TASK PROMPT: Each of the entries should be retyped precisely as it appears.

[Start SOURCE RECORDS]

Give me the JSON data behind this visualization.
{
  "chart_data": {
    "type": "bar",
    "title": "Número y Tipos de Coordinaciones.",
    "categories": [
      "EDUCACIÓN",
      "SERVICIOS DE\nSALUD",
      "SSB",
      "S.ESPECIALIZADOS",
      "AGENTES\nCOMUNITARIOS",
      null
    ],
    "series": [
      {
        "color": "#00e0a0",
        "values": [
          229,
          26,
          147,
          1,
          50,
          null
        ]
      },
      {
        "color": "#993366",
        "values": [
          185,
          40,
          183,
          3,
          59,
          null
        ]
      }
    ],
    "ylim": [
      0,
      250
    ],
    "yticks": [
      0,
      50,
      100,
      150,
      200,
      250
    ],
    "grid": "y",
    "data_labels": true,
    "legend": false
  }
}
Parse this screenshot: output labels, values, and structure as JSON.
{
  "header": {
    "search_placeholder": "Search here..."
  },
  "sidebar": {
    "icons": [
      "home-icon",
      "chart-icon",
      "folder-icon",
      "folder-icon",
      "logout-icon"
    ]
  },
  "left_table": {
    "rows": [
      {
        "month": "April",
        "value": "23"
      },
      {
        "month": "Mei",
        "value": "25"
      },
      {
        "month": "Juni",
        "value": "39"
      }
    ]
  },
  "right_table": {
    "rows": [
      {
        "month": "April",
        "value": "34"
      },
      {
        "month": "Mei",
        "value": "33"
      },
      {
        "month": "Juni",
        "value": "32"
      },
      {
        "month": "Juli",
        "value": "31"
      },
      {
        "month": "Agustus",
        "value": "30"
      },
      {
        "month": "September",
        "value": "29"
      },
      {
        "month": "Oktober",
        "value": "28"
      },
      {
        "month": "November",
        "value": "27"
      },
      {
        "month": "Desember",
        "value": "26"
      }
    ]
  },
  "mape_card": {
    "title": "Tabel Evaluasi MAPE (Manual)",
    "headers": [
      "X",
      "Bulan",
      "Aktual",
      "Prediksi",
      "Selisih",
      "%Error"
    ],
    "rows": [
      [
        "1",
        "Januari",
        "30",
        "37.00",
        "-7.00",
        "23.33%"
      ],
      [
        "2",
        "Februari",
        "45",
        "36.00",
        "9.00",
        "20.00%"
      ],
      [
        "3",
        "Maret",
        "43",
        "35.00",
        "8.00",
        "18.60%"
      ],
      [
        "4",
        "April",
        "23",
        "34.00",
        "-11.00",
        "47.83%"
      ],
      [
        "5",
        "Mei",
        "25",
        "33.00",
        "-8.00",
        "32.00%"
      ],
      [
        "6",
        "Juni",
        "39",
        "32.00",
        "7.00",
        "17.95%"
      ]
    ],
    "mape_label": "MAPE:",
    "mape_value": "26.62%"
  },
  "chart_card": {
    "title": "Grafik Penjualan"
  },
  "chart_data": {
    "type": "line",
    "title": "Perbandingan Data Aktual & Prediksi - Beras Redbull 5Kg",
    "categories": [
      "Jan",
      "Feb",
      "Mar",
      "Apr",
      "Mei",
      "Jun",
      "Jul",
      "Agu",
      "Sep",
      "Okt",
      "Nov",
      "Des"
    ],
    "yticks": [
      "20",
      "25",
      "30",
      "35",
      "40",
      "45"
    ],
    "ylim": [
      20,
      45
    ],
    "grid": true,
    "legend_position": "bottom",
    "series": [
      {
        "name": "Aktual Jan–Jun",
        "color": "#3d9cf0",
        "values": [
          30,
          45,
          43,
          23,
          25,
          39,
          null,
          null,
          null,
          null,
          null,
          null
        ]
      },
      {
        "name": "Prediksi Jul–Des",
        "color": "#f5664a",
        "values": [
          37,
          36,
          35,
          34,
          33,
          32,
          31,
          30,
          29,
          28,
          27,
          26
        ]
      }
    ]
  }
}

[End SOURCE RECORDS]

RESPONSE:
Give me the JSON data behind this visualization.
{
  "chart_data": {
    "type": "bar",
    "title": "Número y Tipos de Coordinaciones.",
    "categories": [
      "EDUCACIÓN",
      "SERVICIOS DE\nSALUD",
      "SSB",
      "S.ESPECIALIZADOS",
      "AGENTES\nCOMUNITARIOS",
      null
    ],
    "series": [
      {
        "color": "#00e0a0",
        "values": [
          229,
          26,
          147,
          1,
          50,
          null
        ]
      },
      {
        "color": "#993366",
        "values": [
          185,
          40,
          183,
          3,
          59,
          null
        ]
      }
    ],
    "ylim": [
      0,
      250
    ],
    "yticks": [
      0,
      50,
      100,
      150,
      200,
      250
    ],
    "grid": "y",
    "data_labels": true,
    "legend": false
  }
}
Parse this screenshot: output labels, values, and structure as JSON.
{
  "header": {
    "search_placeholder": "Search here..."
  },
  "sidebar": {
    "icons": [
      "home-icon",
      "chart-icon",
      "folder-icon",
      "folder-icon",
      "logout-icon"
    ]
  },
  "left_table": {
    "rows": [
      {
        "month": "April",
        "value": "23"
      },
      {
        "month": "Mei",
        "value": "25"
      },
      {
        "month": "Juni",
        "value": "39"
      }
    ]
  },
  "right_table": {
    "rows": [
      {
        "month": "April",
        "value": "34"
      },
      {
        "month": "Mei",
        "value": "33"
      },
      {
        "month": "Juni",
        "value": "32"
      },
      {
        "month": "Juli",
        "value": "31"
      },
      {
        "month": "Agustus",
        "value": "30"
      },
      {
        "month": "September",
        "value": "29"
      },
      {
        "month": "Oktober",
        "value": "28"
      },
      {
        "month": "November",
        "value": "27"
      },
      {
        "month": "Desember",
        "value": "26"
      }
    ]
  },
  "mape_card": {
    "title": "Tabel Evaluasi MAPE (Manual)",
    "headers": [
      "X",
      "Bulan",
      "Aktual",
      "Prediksi",
      "Selisih",
      "%Error"
    ],
    "rows": [
      [
        "1",
        "Januari",
        "30",
        "37.00",
        "-7.00",
        "23.33%"
      ],
      [
        "2",
        "Februari",
        "45",
        "36.00",
        "9.00",
        "20.00%"
      ],
      [
        "3",
        "Maret",
        "43",
        "35.00",
        "8.00",
        "18.60%"
      ],
      [
        "4",
        "April",
        "23",
        "34.00",
        "-11.00",
        "47.83%"
      ],
      [
        "5",
        "Mei",
        "25",
        "33.00",
        "-8.00",
        "32.00%"
      ],
      [
        "6",
        "Juni",
        "39",
        "32.00",
        "7.00",
        "17.95%"
      ]
    ],
    "mape_label": "MAPE:",
    "mape_value": "26.62%"
  },
  "chart_card": {
    "title": "Grafik Penjualan"
  },
  "chart_data": {
    "type": "line",
    "title": "Perbandingan Data Aktual & Prediksi - Beras Redbull 5Kg",
    "categories": [
      "Jan",
      "Feb",
      "Mar",
      "Apr",
      "Mei",
      "Jun",
      "Jul",
      "Agu",
      "Sep",
      "Okt",
      "Nov",
      "Des"
    ],
    "yticks": [
      "20",
      "25",
      "30",
      "35",
      "40",
      "45"
    ],
    "ylim": [
      20,
      45
    ],
    "grid": true,
    "legend_position": "bottom",
    "series": [
      {
        "name": "Aktual Jan–Jun",
        "color": "#3d9cf0",
        "values": [
          30,
          45,
          43,
          23,
          25,
          39,
          null,
          null,
          null,
          null,
          null,
          null
        ]
      },
      {
        "name": "Prediksi Jul–Des",
        "color": "#f5664a",
        "values": [
          37,
          36,
          35,
          34,
          33,
          32,
          31,
          30,
          29,
          28,
          27,
          26
        ]
      }
    ]
  }
}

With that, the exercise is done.